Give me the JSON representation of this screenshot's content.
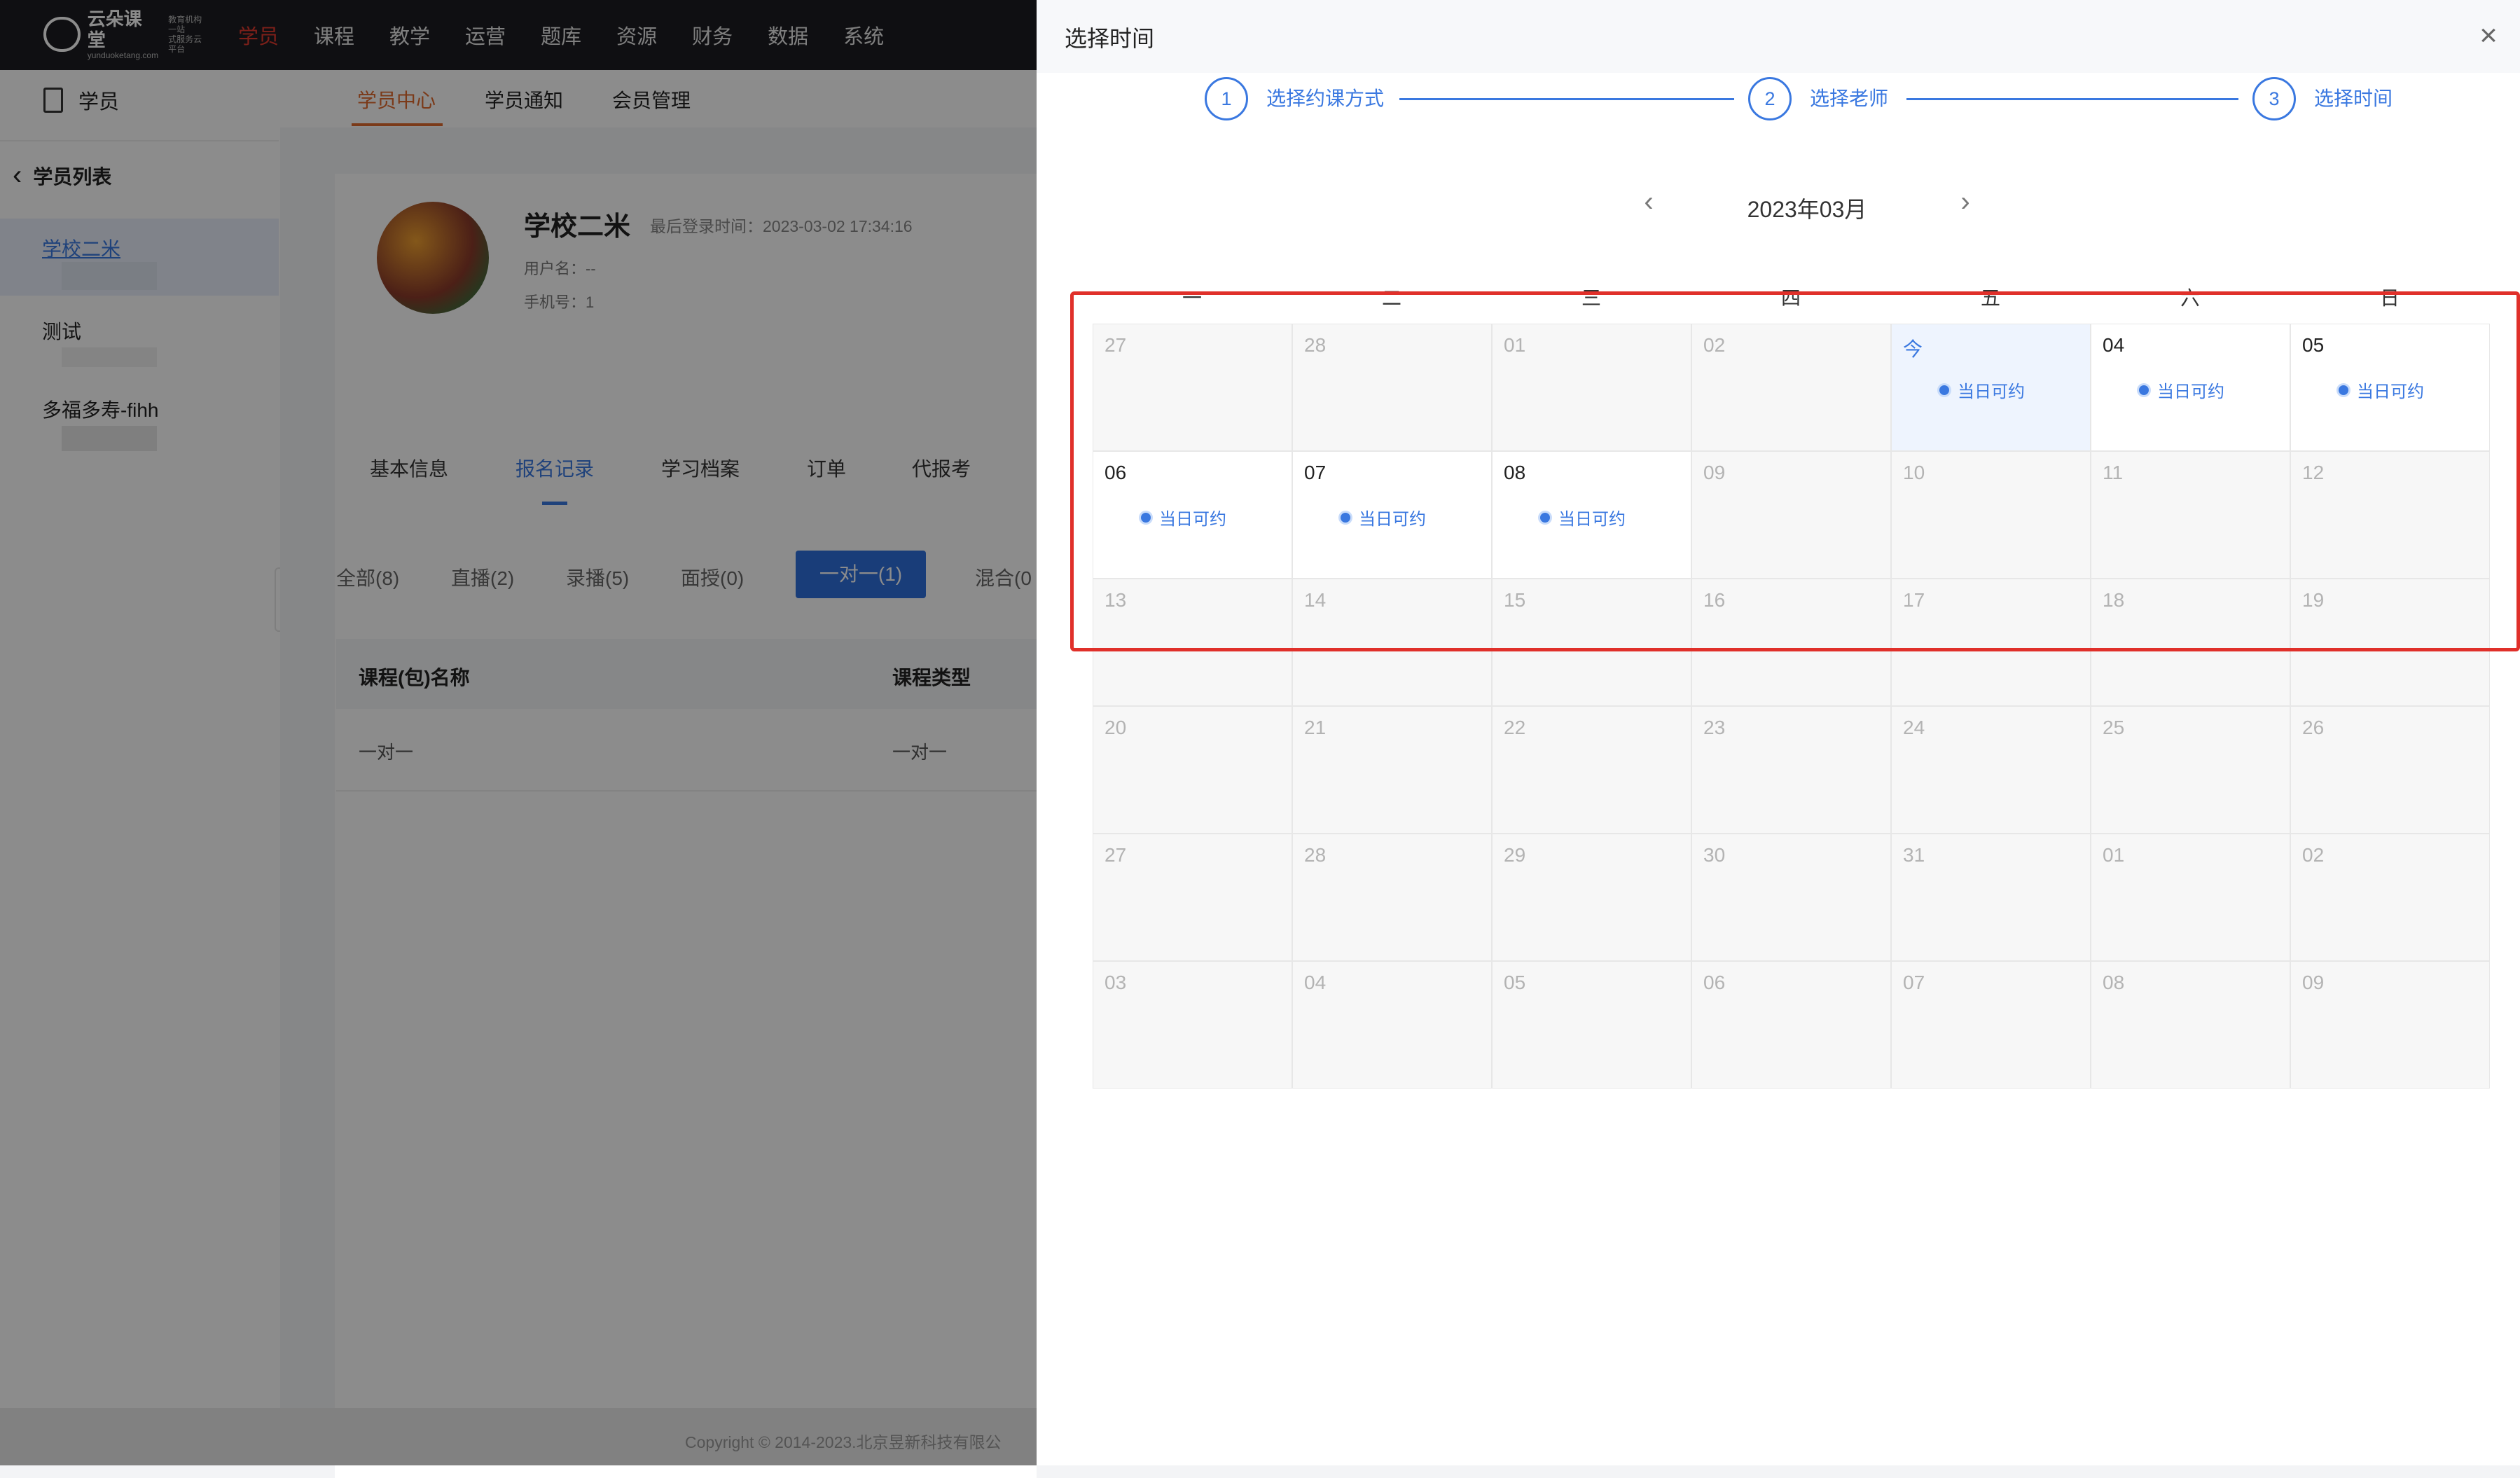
{
  "app": {
    "logo_text": "云朵课堂",
    "logo_domain": "yunduoketang.com",
    "logo_tagline_1": "教育机构一站",
    "logo_tagline_2": "式服务云平台",
    "top_nav": [
      "学员",
      "课程",
      "教学",
      "运营",
      "题库",
      "资源",
      "财务",
      "数据",
      "系统"
    ],
    "active_color": "#e23a2e"
  },
  "sidebar": {
    "module_title": "学员",
    "back_label": "学员列表",
    "students": [
      "学校二米",
      "测试",
      "多福多寿-fihh"
    ]
  },
  "main": {
    "tabs": [
      "学员中心",
      "学员通知",
      "会员管理"
    ],
    "profile": {
      "name": "学校二米",
      "last_login": "最后登录时间：2023-03-02 17:34:16",
      "username": "用户名：--",
      "phone": "手机号：1"
    },
    "sub_tabs": [
      "基本信息",
      "报名记录",
      "学习档案",
      "订单",
      "代报考"
    ],
    "filters": [
      "全部(8)",
      "直播(2)",
      "录播(5)",
      "面授(0)",
      "一对一(1)",
      "混合(0"
    ],
    "table": {
      "headers": [
        "课程(包)名称",
        "课程类型"
      ],
      "rows": [
        [
          "一对一",
          "一对一"
        ]
      ]
    },
    "copyright": "Copyright © 2014-2023.北京昱新科技有限公"
  },
  "drawer": {
    "title": "选择时间",
    "close_icon": "close-icon",
    "steps": [
      {
        "number": "1",
        "label": "选择约课方式"
      },
      {
        "number": "2",
        "label": "选择老师"
      },
      {
        "number": "3",
        "label": "选择时间"
      }
    ],
    "accent_color": "#3a78e0",
    "month_label": "2023年03月",
    "weekdays": [
      "一",
      "二",
      "三",
      "四",
      "五",
      "六",
      "日"
    ],
    "available_label": "当日可约",
    "weeks": [
      [
        {
          "d": "27"
        },
        {
          "d": "28"
        },
        {
          "d": "01"
        },
        {
          "d": "02"
        },
        {
          "d": "今",
          "today": true,
          "avail": true
        },
        {
          "d": "04",
          "cur": true,
          "avail": true
        },
        {
          "d": "05",
          "cur": true,
          "avail": true
        }
      ],
      [
        {
          "d": "06",
          "cur": true,
          "avail": true
        },
        {
          "d": "07",
          "cur": true,
          "avail": true
        },
        {
          "d": "08",
          "cur": true,
          "avail": true
        },
        {
          "d": "09"
        },
        {
          "d": "10"
        },
        {
          "d": "11"
        },
        {
          "d": "12"
        }
      ],
      [
        {
          "d": "13"
        },
        {
          "d": "14"
        },
        {
          "d": "15"
        },
        {
          "d": "16"
        },
        {
          "d": "17"
        },
        {
          "d": "18"
        },
        {
          "d": "19"
        }
      ],
      [
        {
          "d": "20"
        },
        {
          "d": "21"
        },
        {
          "d": "22"
        },
        {
          "d": "23"
        },
        {
          "d": "24"
        },
        {
          "d": "25"
        },
        {
          "d": "26"
        }
      ],
      [
        {
          "d": "27"
        },
        {
          "d": "28"
        },
        {
          "d": "29"
        },
        {
          "d": "30"
        },
        {
          "d": "31"
        },
        {
          "d": "01"
        },
        {
          "d": "02"
        }
      ],
      [
        {
          "d": "03"
        },
        {
          "d": "04"
        },
        {
          "d": "05"
        },
        {
          "d": "06"
        },
        {
          "d": "07"
        },
        {
          "d": "08"
        },
        {
          "d": "09"
        }
      ]
    ],
    "highlight_color": "#e0302a"
  }
}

▶ [DO THIS]:
Word for word, quote the full listing, omitting every picture.

▶ [ANSWER TO THE EXERCISE]:
Give me the JSON representation of this screenshot's content.
{
  "app": {
    "logo_text": "云朵课堂",
    "logo_domain": "yunduoketang.com",
    "logo_tagline_1": "教育机构一站",
    "logo_tagline_2": "式服务云平台",
    "top_nav": [
      "学员",
      "课程",
      "教学",
      "运营",
      "题库",
      "资源",
      "财务",
      "数据",
      "系统"
    ],
    "active_color": "#e23a2e"
  },
  "sidebar": {
    "module_title": "学员",
    "back_label": "学员列表",
    "students": [
      "学校二米",
      "测试",
      "多福多寿-fihh"
    ]
  },
  "main": {
    "tabs": [
      "学员中心",
      "学员通知",
      "会员管理"
    ],
    "profile": {
      "name": "学校二米",
      "last_login": "最后登录时间：2023-03-02 17:34:16",
      "username": "用户名：--",
      "phone": "手机号：1"
    },
    "sub_tabs": [
      "基本信息",
      "报名记录",
      "学习档案",
      "订单",
      "代报考"
    ],
    "filters": [
      "全部(8)",
      "直播(2)",
      "录播(5)",
      "面授(0)",
      "一对一(1)",
      "混合(0"
    ],
    "table": {
      "headers": [
        "课程(包)名称",
        "课程类型"
      ],
      "rows": [
        [
          "一对一",
          "一对一"
        ]
      ]
    },
    "copyright": "Copyright © 2014-2023.北京昱新科技有限公"
  },
  "drawer": {
    "title": "选择时间",
    "close_icon": "close-icon",
    "steps": [
      {
        "number": "1",
        "label": "选择约课方式"
      },
      {
        "number": "2",
        "label": "选择老师"
      },
      {
        "number": "3",
        "label": "选择时间"
      }
    ],
    "accent_color": "#3a78e0",
    "month_label": "2023年03月",
    "weekdays": [
      "一",
      "二",
      "三",
      "四",
      "五",
      "六",
      "日"
    ],
    "available_label": "当日可约",
    "weeks": [
      [
        {
          "d": "27"
        },
        {
          "d": "28"
        },
        {
          "d": "01"
        },
        {
          "d": "02"
        },
        {
          "d": "今",
          "today": true,
          "avail": true
        },
        {
          "d": "04",
          "cur": true,
          "avail": true
        },
        {
          "d": "05",
          "cur": true,
          "avail": true
        }
      ],
      [
        {
          "d": "06",
          "cur": true,
          "avail": true
        },
        {
          "d": "07",
          "cur": true,
          "avail": true
        },
        {
          "d": "08",
          "cur": true,
          "avail": true
        },
        {
          "d": "09"
        },
        {
          "d": "10"
        },
        {
          "d": "11"
        },
        {
          "d": "12"
        }
      ],
      [
        {
          "d": "13"
        },
        {
          "d": "14"
        },
        {
          "d": "15"
        },
        {
          "d": "16"
        },
        {
          "d": "17"
        },
        {
          "d": "18"
        },
        {
          "d": "19"
        }
      ],
      [
        {
          "d": "20"
        },
        {
          "d": "21"
        },
        {
          "d": "22"
        },
        {
          "d": "23"
        },
        {
          "d": "24"
        },
        {
          "d": "25"
        },
        {
          "d": "26"
        }
      ],
      [
        {
          "d": "27"
        },
        {
          "d": "28"
        },
        {
          "d": "29"
        },
        {
          "d": "30"
        },
        {
          "d": "31"
        },
        {
          "d": "01"
        },
        {
          "d": "02"
        }
      ],
      [
        {
          "d": "03"
        },
        {
          "d": "04"
        },
        {
          "d": "05"
        },
        {
          "d": "06"
        },
        {
          "d": "07"
        },
        {
          "d": "08"
        },
        {
          "d": "09"
        }
      ]
    ],
    "highlight_color": "#e0302a"
  }
}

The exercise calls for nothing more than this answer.